■ **What you should do**: Look for the string "structured" in the lines and copy each line that has it.
──────── Extracted records ────────
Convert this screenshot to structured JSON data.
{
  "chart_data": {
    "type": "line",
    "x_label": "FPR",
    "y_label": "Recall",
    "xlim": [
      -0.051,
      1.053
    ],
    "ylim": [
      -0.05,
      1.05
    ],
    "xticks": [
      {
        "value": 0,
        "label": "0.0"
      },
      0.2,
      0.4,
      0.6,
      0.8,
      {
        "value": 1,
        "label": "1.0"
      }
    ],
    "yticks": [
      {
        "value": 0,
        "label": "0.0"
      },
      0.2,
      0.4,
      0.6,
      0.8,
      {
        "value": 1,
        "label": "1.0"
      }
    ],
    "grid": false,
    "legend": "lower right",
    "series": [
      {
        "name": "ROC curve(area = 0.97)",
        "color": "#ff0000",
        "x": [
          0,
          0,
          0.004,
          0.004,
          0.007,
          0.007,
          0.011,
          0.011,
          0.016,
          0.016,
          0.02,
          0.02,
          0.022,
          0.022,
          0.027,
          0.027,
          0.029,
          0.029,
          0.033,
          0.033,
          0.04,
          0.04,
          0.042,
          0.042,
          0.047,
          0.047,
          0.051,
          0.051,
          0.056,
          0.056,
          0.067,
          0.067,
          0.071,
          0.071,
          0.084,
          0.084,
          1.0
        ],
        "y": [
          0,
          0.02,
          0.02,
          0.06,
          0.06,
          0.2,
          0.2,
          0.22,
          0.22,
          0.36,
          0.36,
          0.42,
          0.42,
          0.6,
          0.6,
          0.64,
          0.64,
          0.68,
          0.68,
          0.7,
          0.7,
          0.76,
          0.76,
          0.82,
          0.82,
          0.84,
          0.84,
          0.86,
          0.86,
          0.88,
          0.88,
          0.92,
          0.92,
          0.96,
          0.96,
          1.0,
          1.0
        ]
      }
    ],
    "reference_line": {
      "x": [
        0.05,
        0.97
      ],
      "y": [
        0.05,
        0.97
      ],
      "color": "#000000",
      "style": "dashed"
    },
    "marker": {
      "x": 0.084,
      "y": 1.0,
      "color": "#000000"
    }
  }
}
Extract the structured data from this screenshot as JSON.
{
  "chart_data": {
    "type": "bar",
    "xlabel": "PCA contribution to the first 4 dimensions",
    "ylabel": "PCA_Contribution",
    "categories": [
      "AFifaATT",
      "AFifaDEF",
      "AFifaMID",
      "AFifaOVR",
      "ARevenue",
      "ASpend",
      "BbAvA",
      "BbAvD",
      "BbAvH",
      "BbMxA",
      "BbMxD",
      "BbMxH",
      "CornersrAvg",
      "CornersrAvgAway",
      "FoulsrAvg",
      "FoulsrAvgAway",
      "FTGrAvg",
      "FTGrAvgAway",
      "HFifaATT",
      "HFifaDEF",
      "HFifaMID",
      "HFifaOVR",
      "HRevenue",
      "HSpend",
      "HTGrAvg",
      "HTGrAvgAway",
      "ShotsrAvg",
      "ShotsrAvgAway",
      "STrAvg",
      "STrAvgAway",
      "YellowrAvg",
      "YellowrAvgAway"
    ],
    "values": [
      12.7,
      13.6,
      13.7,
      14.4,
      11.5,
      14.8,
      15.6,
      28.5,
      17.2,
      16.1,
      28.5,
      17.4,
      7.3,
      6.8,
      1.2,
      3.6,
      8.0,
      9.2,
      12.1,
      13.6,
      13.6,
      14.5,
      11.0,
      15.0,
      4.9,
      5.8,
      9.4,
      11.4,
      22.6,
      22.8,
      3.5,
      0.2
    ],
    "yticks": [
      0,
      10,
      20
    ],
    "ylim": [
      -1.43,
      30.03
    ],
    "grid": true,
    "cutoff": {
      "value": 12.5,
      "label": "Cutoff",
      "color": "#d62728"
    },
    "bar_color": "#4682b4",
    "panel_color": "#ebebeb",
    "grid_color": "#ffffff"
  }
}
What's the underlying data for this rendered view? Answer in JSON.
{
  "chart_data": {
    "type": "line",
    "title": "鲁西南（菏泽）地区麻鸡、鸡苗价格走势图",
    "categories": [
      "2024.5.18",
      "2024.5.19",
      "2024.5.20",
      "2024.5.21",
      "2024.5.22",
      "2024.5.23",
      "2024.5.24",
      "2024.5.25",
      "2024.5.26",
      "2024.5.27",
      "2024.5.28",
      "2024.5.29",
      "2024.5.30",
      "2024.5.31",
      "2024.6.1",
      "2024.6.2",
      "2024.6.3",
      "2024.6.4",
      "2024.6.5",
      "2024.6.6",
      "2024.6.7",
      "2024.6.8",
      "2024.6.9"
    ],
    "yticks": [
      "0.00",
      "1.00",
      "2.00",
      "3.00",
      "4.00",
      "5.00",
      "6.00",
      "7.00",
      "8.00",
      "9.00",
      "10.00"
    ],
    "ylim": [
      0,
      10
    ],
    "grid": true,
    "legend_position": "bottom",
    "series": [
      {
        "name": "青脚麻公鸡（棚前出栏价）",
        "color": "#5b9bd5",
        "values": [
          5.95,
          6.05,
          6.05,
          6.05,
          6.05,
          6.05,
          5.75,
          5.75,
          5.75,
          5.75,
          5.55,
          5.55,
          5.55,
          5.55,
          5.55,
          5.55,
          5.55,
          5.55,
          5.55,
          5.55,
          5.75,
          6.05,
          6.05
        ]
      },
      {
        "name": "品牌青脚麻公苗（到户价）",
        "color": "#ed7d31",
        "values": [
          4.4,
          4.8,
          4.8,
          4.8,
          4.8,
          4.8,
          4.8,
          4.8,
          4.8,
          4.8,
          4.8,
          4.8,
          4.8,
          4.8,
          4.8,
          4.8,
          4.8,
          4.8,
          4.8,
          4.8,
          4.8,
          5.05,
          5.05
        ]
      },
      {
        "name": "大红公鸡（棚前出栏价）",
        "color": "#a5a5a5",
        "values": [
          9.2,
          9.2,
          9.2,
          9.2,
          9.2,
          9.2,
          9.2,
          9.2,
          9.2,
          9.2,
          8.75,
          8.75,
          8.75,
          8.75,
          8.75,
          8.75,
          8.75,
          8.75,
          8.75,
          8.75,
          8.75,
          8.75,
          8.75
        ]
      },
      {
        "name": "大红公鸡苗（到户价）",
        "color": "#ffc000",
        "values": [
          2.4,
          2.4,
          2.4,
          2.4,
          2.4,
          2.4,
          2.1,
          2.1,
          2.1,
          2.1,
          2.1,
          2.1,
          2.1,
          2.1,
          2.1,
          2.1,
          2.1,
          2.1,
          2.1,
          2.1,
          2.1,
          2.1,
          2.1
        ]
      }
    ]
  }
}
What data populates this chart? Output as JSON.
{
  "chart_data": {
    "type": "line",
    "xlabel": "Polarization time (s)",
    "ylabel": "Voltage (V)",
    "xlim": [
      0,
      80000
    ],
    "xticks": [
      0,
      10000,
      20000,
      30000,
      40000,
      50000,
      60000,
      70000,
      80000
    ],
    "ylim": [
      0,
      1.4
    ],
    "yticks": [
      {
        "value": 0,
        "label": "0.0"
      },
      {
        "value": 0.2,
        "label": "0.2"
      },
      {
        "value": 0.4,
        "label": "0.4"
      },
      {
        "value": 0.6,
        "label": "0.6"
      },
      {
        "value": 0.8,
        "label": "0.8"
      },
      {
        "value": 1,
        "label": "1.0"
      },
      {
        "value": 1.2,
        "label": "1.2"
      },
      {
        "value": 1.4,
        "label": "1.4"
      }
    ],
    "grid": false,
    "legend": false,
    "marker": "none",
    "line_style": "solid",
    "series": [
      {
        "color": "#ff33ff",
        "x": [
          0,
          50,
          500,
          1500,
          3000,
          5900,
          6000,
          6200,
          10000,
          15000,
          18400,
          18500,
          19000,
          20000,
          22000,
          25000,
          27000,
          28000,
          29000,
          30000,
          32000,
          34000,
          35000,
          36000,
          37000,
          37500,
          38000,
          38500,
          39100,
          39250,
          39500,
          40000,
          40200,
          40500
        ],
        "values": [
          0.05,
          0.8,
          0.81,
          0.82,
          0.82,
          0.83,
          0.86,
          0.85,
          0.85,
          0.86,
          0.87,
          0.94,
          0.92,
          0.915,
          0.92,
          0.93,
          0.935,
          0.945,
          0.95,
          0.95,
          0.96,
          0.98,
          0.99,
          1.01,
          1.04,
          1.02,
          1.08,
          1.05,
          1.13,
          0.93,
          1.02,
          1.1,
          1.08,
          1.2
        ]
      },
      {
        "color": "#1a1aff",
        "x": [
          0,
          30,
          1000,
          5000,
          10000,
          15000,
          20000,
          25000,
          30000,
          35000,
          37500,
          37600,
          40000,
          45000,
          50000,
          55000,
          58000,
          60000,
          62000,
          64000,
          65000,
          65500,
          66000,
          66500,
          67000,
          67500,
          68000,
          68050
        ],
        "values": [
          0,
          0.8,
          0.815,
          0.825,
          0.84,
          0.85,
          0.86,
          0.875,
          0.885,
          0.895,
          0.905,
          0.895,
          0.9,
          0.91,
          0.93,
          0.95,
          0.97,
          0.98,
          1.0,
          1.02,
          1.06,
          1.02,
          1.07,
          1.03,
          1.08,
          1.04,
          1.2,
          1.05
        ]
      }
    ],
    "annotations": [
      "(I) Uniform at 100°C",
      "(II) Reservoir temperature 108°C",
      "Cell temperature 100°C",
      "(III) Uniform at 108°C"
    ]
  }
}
────────
■ **Solved exercise**:
Convert this screenshot to structured JSON data.
Extract the structured data from this screenshot as JSON.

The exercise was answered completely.